— Given text —
The destruction of any system begins with rupture of its weakest link, and the existing model of world development that has existed for three centuries, began to collapse precisely at its weakest link: in the sphere of international relations.

The sphere of international relations became the weakest link because in the most developed countries, with all the differences in political systems, government and social organization, economies and financial institutions, with all corruption, hypocrisy, bureaucracy, intrigue, inexperience and low level of intelligence of politicians, despite the dominance of propaganda and deception over information, the mechanisms have been created to protect and ensure the rights of not only ruling classes, groups and clans, but also of small, weak and poor groups, even individuals, and that ensures stability. The balance of forces and interests has been preserved through over three centuries and is being still maintained in spite of decline of political systems, economic and financial problems.

In the international sphere, the existing model was unable to create system that guarantees balance of interests of all states, civilizations and peoples. The international sphere has remained being jungle, where the strongest rule, and the weak are deprived of guarantees of security and rights, if they are not part of blocks or alliances created by the leading states, centers of empires, metropolises, if the weakest states and peoples are not ready to sacrifice themselves and to be used to promote interests of the world leaders.

International organizations created to ensure balance of interests and rights are unable to fulfill their task because they were created to function in the old system of international relations. The UN, declaring protection of the rights and interests of all participating countries, has turned into arena and weapon for the leaders of the divided world to fight for their interests.

Even the short period of the unipolar world with monopoly of the US leadership showed inability of the existing system to change. Washington demonstrated its reluctance to radically change the system, and attempts to modernize the imperial system of international relations. The attempts to create new world control centers in the form of the G 7 or G 8 and G 20, turned out to be unviable and failed.

— Actions to take —
(A) According to the passage on international relations, how long has the existing model of world development existed?
(B) Copy every line of the entries that follow the passage on international relations word for word, omitting the picture lines.
The passage and the entries below have no connection to each other.

— Dataset extract —
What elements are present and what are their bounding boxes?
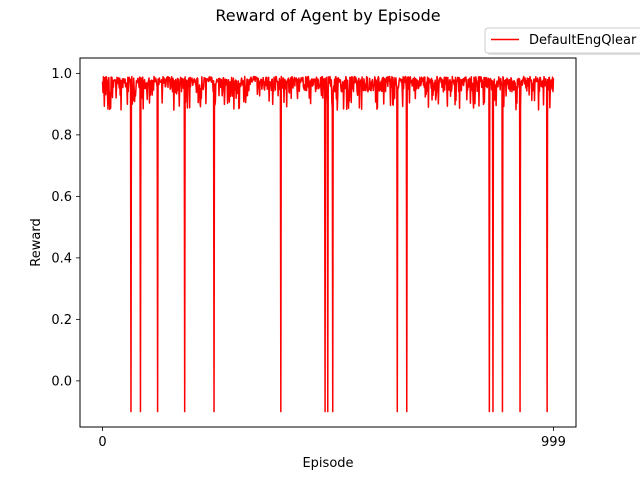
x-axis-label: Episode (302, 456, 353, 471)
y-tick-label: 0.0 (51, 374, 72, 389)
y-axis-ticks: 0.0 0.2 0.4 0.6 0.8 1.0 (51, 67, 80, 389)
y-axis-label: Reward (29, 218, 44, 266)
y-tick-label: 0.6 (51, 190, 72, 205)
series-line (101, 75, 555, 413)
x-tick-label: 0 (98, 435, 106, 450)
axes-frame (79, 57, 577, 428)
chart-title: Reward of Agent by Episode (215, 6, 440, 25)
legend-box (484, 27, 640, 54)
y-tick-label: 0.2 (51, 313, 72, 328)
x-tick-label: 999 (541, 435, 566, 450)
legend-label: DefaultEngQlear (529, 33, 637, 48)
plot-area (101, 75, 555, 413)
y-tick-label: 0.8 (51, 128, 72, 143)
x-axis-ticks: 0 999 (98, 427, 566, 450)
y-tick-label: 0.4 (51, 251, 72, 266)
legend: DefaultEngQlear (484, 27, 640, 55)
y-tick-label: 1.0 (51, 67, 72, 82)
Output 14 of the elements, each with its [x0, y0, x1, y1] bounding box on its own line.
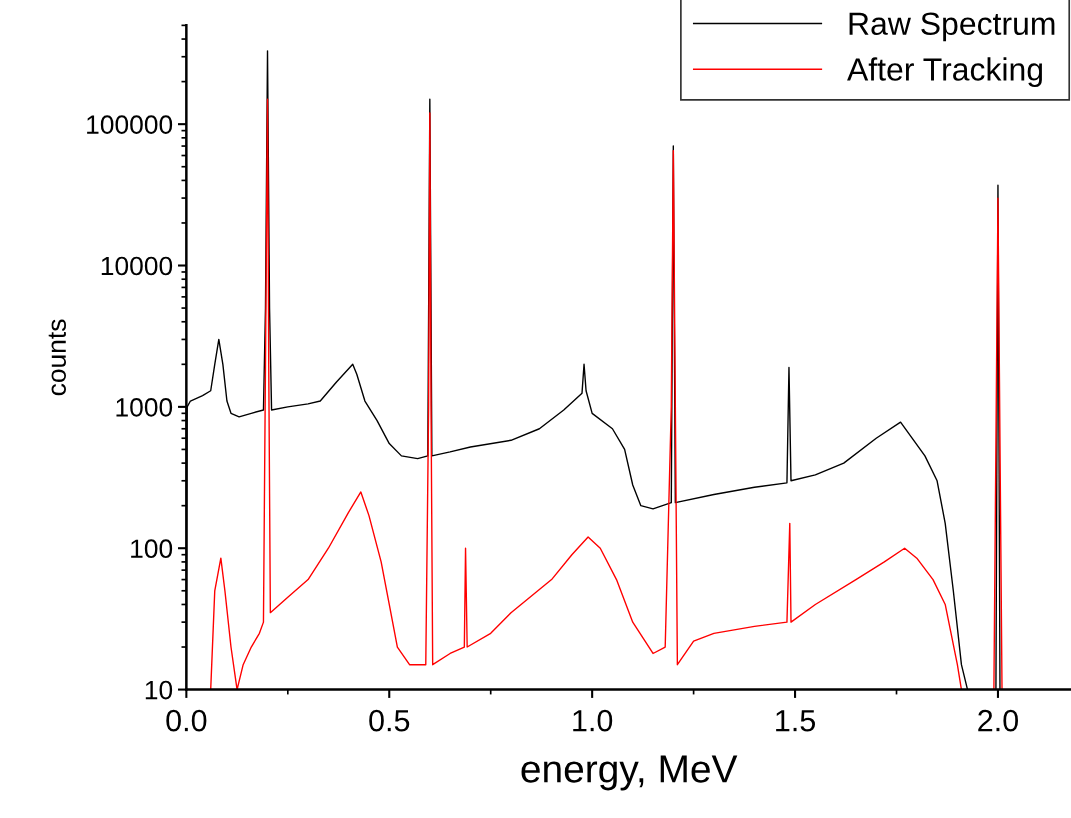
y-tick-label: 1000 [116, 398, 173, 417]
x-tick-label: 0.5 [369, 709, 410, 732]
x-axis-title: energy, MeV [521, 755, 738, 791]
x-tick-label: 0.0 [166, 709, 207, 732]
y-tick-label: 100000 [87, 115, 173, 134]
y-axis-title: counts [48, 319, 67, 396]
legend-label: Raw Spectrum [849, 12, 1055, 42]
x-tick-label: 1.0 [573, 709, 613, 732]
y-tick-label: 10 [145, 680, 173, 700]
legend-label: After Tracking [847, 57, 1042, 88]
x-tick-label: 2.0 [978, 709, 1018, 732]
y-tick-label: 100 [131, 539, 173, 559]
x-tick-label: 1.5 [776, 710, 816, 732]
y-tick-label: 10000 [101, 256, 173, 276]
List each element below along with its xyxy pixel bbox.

— Answers to the exercises —
(A) Three centuries.

(B)
What elements are present and what are their bounding boxes?
x-axis-label: Episode (302, 456, 353, 471)
y-tick-label: 0.0 (51, 374, 72, 389)
y-axis-ticks: 0.0 0.2 0.4 0.6 0.8 1.0 (51, 67, 80, 389)
y-axis-label: Reward (29, 218, 44, 266)
y-tick-label: 0.6 (51, 190, 72, 205)
series-line (101, 75, 555, 413)
x-tick-label: 0 (98, 435, 106, 450)
axes-frame (79, 57, 577, 428)
chart-title: Reward of Agent by Episode (215, 6, 440, 25)
legend-box (484, 27, 640, 54)
y-tick-label: 0.2 (51, 313, 72, 328)
x-tick-label: 999 (541, 435, 566, 450)
legend-label: DefaultEngQlear (529, 33, 637, 48)
plot-area (101, 75, 555, 413)
y-tick-label: 0.8 (51, 128, 72, 143)
x-axis-ticks: 0 999 (98, 427, 566, 450)
y-tick-label: 0.4 (51, 251, 72, 266)
legend: DefaultEngQlear (484, 27, 640, 55)
y-tick-label: 1.0 (51, 67, 72, 82)
Output 14 of the elements, each with its [x0, y0, x1, y1] bounding box on its own line.
y-tick-label: 1000 [116, 398, 173, 417]
x-tick-label: 0.5 [369, 709, 410, 732]
x-axis-title: energy, MeV [521, 755, 738, 791]
x-tick-label: 0.0 [166, 709, 207, 732]
y-tick-label: 100000 [87, 115, 173, 134]
y-axis-title: counts [48, 319, 67, 396]
legend-label: Raw Spectrum [849, 12, 1055, 42]
x-tick-label: 1.0 [573, 709, 613, 732]
y-tick-label: 10 [145, 680, 173, 700]
legend-label: After Tracking [847, 57, 1042, 88]
x-tick-label: 2.0 [978, 709, 1018, 732]
y-tick-label: 100 [131, 539, 173, 559]
x-tick-label: 1.5 [776, 710, 816, 732]
y-tick-label: 10000 [101, 256, 173, 276]
List each element below along with its xyxy pixel bbox.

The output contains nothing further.